__Records for the task__
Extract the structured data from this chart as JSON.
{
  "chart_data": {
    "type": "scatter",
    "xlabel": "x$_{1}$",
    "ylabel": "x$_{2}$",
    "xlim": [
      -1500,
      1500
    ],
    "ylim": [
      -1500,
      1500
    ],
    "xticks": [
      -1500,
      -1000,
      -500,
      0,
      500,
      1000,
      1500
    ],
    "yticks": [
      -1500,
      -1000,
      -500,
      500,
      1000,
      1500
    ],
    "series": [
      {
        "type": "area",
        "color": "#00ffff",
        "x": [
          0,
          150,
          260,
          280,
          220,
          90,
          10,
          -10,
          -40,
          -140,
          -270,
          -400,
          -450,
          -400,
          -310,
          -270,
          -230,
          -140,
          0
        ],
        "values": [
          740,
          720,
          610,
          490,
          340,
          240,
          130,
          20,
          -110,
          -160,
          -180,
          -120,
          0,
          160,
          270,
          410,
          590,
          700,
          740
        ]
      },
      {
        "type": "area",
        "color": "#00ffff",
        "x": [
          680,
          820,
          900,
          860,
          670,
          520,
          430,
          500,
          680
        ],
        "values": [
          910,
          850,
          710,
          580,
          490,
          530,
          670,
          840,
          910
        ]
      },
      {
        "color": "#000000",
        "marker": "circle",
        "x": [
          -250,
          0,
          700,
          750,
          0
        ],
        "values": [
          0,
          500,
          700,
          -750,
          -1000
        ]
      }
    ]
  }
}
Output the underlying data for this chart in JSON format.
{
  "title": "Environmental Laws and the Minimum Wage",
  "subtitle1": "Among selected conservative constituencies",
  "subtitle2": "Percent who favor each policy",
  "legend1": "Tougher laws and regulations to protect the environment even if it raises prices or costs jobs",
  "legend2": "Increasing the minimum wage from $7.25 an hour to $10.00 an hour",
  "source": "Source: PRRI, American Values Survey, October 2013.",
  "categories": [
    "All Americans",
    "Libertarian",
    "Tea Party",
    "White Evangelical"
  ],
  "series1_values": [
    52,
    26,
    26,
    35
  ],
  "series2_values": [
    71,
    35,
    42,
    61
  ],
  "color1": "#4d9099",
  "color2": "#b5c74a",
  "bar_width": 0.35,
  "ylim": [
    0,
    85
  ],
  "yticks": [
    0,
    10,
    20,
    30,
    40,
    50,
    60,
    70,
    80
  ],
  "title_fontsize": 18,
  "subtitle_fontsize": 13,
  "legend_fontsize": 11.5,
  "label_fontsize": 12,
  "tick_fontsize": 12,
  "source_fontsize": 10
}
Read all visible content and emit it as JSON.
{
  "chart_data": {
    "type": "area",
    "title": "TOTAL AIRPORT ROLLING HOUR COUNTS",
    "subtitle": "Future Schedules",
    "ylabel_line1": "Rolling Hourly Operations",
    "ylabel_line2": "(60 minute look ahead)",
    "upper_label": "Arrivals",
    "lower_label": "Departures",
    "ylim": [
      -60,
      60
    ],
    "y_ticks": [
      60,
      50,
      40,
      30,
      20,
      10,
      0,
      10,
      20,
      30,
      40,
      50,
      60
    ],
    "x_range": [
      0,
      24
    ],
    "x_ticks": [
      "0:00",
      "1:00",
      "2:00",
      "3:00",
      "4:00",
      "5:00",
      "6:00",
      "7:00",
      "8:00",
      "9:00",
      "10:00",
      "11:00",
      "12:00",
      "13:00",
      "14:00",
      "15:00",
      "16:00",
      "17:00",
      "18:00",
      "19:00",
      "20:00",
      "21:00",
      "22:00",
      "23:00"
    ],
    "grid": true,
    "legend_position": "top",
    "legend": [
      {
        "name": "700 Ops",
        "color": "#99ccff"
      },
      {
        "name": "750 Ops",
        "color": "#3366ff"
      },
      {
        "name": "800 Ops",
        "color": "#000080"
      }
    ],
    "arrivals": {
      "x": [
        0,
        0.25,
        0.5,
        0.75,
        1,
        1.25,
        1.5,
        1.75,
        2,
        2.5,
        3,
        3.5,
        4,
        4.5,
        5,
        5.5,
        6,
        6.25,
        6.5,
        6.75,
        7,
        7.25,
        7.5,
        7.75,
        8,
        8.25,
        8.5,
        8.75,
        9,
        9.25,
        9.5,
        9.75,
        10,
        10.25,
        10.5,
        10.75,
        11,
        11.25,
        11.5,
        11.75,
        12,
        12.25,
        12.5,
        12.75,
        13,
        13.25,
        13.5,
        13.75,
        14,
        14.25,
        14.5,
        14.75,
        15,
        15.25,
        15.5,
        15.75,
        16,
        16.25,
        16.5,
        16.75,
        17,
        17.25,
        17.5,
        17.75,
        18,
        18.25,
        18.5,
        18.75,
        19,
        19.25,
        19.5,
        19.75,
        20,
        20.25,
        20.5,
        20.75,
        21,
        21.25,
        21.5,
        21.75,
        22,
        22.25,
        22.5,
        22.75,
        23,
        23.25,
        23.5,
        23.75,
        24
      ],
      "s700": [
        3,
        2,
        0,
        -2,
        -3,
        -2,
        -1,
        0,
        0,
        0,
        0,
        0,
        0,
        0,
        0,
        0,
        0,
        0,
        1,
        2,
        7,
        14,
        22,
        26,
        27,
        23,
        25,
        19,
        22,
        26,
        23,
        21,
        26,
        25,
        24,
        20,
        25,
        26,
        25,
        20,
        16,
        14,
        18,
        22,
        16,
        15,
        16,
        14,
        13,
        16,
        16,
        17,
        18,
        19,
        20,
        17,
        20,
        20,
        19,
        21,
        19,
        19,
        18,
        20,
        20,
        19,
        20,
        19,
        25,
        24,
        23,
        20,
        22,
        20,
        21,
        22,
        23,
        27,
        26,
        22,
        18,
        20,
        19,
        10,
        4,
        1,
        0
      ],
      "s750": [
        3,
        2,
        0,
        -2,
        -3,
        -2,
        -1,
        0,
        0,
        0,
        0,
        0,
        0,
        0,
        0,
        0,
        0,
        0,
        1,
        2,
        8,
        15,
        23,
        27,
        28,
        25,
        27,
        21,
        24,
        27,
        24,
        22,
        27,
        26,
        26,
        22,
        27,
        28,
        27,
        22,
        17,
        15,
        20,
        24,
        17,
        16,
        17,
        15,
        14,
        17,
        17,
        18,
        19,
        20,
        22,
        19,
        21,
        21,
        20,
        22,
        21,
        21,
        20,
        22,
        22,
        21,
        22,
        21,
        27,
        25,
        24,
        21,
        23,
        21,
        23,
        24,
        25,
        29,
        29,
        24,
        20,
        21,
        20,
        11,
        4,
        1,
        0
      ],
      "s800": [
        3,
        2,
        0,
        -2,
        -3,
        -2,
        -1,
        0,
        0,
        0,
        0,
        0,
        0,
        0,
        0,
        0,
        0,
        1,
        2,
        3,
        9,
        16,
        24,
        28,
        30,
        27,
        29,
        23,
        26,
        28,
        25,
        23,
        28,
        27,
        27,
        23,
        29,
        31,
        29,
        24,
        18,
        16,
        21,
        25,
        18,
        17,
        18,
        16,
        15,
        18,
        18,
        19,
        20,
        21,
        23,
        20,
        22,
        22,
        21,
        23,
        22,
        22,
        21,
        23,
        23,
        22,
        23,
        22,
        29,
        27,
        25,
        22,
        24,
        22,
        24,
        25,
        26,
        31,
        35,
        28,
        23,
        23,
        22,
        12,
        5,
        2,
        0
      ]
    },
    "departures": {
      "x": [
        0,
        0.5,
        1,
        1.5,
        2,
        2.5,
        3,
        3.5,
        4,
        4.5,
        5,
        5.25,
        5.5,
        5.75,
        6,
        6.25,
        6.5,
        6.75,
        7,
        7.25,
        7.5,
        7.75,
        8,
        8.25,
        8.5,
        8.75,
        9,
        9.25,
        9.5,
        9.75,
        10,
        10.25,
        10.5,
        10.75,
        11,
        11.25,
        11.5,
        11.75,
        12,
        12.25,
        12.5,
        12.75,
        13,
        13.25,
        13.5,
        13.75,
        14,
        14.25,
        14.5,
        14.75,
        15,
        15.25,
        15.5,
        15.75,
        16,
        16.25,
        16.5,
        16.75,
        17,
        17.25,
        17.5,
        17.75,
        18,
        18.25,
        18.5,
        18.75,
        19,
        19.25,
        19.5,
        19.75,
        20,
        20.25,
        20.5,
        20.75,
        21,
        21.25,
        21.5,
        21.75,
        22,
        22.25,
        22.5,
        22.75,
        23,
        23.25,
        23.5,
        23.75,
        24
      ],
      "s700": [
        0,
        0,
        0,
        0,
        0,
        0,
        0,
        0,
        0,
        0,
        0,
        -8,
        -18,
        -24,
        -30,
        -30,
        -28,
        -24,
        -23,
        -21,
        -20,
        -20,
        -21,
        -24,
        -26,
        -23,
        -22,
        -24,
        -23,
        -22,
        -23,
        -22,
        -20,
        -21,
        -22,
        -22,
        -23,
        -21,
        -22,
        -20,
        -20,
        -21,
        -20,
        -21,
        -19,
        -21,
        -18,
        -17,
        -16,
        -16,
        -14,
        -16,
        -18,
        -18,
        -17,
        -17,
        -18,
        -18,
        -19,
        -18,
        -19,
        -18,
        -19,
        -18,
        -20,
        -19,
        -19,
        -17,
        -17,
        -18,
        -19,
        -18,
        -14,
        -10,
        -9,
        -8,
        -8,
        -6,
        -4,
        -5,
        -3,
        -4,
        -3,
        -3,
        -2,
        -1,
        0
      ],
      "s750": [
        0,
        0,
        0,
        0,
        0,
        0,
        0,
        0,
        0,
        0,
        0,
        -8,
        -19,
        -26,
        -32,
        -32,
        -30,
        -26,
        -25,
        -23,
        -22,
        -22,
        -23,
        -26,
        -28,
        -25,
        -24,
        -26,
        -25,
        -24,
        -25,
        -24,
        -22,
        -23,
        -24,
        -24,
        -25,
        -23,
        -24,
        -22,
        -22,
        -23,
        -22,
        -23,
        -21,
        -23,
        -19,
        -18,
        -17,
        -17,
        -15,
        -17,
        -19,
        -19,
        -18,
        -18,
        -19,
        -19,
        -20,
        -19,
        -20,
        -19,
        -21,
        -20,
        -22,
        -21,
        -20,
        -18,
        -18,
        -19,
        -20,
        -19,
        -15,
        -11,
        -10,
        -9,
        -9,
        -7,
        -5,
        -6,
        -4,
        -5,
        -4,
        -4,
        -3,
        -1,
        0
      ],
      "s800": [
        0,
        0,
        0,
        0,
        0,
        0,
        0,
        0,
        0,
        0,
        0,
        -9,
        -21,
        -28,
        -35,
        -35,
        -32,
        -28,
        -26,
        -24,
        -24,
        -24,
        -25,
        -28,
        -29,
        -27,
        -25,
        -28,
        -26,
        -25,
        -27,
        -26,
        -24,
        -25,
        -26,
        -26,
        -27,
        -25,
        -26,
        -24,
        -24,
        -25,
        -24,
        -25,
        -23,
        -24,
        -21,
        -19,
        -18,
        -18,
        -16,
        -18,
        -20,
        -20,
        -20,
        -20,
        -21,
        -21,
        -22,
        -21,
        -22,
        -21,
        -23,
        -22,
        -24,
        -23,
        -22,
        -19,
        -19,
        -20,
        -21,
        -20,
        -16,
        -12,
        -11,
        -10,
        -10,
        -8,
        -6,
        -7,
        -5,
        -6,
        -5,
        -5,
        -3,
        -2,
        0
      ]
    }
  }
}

__Task instructions__
From the listing above, copy every line that holds the string "JSON".

__Problem solution__
Extract the structured data from this chart as JSON.
Output the underlying data for this chart in JSON format.
Read all visible content and emit it as JSON.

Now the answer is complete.